WRITTEN EXERCISE | Gather the lines below that include the string "overload", copying each in full.

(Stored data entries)
━━━━━━

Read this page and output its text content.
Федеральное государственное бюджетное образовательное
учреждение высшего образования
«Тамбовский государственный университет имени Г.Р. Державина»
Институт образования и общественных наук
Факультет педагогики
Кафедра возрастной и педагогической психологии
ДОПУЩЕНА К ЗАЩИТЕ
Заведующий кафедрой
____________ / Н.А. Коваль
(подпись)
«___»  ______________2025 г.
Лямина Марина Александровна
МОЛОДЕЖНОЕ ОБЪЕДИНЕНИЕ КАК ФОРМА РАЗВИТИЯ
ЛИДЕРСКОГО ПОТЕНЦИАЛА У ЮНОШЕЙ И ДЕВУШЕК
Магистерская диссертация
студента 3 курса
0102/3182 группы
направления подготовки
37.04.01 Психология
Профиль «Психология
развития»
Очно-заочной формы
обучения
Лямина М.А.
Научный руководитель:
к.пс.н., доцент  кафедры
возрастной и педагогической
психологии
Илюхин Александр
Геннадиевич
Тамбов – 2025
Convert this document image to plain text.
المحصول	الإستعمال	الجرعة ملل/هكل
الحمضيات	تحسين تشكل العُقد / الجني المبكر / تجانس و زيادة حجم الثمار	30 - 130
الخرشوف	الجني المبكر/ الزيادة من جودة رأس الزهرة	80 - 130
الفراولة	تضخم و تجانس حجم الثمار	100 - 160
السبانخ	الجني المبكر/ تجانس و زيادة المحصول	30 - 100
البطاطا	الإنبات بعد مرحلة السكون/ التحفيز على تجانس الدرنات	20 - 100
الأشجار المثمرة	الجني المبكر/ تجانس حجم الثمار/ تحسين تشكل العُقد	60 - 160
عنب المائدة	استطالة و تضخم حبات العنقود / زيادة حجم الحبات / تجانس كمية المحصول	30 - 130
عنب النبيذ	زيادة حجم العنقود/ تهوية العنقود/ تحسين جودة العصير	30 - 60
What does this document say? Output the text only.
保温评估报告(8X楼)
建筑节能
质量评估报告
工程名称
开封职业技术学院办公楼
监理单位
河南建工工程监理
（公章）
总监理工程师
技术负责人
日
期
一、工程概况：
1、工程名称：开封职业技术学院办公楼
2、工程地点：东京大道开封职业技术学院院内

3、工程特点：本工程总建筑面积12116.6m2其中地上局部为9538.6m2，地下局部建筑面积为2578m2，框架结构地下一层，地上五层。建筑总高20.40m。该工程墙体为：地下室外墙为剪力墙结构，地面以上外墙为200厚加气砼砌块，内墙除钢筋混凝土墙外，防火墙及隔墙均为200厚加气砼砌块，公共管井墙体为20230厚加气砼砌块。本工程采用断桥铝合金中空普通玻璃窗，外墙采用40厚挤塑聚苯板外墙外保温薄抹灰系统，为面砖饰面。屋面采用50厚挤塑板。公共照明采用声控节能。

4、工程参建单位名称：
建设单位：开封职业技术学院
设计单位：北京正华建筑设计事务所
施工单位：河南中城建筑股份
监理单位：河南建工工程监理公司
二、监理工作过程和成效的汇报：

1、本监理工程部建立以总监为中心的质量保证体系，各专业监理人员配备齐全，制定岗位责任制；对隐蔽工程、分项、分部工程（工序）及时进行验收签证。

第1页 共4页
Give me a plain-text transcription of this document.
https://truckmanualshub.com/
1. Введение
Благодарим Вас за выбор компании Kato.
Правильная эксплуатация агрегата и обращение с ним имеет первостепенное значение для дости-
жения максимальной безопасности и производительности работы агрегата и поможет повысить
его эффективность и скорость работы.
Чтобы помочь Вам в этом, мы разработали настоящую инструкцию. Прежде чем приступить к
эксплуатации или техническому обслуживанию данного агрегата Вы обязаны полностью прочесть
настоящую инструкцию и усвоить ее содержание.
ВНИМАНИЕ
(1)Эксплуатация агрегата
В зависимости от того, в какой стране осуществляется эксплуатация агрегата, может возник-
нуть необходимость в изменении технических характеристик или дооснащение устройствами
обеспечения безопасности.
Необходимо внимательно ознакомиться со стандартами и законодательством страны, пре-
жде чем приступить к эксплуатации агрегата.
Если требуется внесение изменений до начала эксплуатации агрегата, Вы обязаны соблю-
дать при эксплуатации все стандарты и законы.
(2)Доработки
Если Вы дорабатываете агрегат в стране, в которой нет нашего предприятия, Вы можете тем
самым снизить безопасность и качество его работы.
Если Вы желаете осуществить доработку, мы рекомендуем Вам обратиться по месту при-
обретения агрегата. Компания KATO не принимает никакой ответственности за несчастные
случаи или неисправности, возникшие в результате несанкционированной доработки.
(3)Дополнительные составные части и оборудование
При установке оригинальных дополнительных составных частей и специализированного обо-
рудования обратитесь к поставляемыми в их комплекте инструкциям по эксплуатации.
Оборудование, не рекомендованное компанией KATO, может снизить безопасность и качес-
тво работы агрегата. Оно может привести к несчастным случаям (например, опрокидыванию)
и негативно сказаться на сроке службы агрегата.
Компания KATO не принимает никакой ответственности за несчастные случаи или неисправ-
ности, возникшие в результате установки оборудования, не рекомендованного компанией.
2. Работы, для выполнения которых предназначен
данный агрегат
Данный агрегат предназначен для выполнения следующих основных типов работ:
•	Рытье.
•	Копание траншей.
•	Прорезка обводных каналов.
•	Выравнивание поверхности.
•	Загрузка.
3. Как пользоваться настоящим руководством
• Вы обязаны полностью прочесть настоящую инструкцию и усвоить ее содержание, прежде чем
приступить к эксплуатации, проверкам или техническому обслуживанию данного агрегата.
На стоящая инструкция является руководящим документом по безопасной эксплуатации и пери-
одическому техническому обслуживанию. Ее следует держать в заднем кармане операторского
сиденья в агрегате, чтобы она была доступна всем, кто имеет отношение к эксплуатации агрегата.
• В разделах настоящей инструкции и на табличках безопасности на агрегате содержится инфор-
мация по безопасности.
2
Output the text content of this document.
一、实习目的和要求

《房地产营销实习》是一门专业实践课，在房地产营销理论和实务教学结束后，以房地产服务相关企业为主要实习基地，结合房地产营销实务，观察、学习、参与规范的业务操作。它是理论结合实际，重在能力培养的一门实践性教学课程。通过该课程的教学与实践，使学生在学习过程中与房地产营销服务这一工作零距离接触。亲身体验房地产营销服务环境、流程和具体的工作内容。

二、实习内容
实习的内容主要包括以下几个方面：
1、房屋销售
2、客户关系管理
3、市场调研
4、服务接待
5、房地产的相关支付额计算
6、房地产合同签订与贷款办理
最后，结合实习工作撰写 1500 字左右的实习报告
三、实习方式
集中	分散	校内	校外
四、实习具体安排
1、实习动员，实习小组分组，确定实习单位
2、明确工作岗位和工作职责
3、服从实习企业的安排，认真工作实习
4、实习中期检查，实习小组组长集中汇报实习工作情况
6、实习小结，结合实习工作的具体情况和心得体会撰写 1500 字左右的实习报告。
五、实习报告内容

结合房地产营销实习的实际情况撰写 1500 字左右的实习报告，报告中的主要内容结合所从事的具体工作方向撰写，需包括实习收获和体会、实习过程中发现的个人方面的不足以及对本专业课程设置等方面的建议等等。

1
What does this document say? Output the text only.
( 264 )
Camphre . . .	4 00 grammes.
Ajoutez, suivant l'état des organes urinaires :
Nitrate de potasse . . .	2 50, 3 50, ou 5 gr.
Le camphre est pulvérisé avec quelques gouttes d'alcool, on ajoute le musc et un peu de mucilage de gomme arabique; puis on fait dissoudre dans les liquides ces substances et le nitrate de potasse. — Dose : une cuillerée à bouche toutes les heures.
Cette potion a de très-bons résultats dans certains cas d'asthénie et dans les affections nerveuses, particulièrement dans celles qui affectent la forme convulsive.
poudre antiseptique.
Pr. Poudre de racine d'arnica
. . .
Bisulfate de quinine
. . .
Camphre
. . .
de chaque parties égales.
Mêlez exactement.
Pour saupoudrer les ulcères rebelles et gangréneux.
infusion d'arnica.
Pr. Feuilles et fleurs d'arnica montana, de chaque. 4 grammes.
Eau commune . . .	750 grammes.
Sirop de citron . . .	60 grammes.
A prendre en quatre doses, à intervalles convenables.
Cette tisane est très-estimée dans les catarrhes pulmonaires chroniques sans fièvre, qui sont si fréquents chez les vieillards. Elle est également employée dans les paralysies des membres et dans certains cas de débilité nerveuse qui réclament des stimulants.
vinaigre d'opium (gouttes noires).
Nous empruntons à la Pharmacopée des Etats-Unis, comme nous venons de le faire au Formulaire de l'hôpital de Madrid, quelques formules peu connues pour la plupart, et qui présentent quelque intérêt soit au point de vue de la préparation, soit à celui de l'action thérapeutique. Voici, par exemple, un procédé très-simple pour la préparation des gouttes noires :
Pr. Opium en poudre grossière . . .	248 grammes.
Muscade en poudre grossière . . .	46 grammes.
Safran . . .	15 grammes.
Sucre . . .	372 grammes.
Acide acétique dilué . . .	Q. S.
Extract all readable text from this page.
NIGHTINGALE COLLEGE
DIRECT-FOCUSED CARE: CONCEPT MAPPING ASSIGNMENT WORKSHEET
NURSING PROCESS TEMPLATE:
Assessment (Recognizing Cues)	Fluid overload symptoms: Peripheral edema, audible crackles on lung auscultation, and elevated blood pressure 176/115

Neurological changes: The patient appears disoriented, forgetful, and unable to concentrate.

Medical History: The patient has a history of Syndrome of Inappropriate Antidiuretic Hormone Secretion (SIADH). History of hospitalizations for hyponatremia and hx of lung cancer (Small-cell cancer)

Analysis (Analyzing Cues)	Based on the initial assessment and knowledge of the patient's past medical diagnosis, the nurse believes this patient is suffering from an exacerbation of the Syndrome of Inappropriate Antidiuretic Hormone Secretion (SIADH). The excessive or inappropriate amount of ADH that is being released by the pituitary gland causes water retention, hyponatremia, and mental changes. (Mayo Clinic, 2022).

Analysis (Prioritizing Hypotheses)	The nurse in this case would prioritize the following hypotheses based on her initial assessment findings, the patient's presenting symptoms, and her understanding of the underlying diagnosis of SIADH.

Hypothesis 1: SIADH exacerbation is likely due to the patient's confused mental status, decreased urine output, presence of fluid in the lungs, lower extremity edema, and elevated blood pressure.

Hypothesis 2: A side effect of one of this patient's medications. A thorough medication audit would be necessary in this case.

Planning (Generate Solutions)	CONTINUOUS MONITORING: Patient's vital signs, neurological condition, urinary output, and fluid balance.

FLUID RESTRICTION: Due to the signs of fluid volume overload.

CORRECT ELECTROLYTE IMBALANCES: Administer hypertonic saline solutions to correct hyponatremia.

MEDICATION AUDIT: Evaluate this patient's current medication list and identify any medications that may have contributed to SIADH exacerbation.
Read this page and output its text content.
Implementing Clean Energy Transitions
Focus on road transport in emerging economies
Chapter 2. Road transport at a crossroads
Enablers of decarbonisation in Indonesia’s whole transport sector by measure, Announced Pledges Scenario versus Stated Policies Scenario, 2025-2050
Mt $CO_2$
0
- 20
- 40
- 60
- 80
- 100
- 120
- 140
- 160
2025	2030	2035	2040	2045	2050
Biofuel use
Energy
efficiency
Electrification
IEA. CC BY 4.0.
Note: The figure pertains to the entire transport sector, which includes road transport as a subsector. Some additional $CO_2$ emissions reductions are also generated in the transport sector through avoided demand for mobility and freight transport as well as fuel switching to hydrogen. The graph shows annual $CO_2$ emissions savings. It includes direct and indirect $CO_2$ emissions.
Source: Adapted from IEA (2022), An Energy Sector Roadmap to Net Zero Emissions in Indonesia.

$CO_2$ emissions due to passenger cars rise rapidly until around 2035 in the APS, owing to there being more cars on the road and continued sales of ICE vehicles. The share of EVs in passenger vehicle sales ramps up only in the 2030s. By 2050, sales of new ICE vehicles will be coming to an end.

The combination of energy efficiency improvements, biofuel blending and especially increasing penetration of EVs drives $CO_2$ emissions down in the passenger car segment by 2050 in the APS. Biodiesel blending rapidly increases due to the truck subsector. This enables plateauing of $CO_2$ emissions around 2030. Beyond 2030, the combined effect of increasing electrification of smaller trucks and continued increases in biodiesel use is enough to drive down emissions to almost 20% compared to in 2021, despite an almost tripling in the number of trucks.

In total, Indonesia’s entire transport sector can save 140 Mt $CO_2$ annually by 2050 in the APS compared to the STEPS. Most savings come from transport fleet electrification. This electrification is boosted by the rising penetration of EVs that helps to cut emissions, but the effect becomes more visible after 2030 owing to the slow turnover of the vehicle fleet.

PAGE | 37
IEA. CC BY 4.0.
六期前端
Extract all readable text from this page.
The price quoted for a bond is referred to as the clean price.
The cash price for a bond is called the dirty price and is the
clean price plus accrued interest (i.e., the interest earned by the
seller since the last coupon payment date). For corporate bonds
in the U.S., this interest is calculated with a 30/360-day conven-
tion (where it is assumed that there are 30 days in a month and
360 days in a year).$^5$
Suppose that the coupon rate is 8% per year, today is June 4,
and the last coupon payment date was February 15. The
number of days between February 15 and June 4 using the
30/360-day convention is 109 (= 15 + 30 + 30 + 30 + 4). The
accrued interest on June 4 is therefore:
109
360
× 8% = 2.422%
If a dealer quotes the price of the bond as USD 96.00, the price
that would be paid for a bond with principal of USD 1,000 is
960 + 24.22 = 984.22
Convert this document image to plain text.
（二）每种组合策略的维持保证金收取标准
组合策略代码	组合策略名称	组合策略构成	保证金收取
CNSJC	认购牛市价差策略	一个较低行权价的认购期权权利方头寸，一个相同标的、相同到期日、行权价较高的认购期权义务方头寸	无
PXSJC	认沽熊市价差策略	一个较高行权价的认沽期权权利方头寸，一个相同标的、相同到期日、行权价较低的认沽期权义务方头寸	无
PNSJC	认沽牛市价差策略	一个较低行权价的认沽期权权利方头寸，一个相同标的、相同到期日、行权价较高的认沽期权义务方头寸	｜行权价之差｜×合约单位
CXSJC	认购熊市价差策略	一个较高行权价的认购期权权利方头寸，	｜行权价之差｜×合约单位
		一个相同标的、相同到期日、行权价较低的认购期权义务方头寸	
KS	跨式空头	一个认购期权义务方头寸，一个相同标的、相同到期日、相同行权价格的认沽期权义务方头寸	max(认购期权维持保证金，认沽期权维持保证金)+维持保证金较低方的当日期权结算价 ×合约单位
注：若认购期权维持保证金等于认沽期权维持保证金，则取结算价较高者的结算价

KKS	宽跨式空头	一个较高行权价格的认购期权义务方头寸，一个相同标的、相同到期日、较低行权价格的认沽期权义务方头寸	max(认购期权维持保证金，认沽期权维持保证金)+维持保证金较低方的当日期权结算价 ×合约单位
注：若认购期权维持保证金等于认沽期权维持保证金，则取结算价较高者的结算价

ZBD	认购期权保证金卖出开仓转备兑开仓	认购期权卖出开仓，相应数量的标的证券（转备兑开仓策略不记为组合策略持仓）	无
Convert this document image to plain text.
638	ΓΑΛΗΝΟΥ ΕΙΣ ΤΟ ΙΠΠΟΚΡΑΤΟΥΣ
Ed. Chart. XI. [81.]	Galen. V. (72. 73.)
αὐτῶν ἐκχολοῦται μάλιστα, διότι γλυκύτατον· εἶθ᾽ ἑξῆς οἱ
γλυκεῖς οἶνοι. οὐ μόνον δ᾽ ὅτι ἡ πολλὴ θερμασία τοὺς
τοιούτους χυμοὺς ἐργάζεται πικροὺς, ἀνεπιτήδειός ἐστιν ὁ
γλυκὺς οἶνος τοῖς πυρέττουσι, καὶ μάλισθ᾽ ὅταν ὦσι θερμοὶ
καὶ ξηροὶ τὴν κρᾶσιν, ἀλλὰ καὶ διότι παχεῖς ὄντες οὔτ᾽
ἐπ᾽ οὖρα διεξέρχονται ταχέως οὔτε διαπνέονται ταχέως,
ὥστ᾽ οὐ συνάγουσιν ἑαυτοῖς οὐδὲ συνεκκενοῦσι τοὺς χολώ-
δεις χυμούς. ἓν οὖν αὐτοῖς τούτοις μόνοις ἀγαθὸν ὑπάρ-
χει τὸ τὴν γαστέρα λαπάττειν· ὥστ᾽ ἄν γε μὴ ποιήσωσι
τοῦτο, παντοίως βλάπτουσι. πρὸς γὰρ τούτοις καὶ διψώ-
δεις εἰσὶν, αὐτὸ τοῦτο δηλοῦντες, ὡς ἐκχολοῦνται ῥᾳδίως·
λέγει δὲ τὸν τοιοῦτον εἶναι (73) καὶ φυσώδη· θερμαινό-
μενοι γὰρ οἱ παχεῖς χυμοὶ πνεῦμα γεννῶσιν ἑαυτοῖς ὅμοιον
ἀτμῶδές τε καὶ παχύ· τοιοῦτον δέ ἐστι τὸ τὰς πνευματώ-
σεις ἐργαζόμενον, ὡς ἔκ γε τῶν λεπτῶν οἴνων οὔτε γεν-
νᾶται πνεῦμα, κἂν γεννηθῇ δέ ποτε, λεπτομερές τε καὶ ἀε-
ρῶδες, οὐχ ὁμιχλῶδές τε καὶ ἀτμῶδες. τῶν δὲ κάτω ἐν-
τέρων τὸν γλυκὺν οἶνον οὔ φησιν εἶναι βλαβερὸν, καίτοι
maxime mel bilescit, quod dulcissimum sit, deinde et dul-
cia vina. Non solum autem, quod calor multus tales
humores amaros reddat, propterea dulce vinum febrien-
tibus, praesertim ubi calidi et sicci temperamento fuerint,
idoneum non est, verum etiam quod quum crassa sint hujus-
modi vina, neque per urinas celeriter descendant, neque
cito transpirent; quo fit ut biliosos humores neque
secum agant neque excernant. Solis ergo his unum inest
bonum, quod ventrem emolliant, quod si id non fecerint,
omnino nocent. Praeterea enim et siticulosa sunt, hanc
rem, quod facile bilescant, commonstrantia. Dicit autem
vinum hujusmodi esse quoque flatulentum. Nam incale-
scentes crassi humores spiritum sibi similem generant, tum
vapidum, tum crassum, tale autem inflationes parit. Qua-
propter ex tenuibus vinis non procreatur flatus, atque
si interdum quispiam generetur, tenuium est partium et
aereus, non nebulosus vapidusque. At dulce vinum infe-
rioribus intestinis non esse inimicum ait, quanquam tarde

━━━━━━

FULL SOLUTION |
Assessment (Recognizing Cues)	Fluid overload symptoms: Peripheral edema, audible crackles on lung auscultation, and elevated blood pressure 176/115
FLUID RESTRICTION: Due to the signs of fluid volume overload.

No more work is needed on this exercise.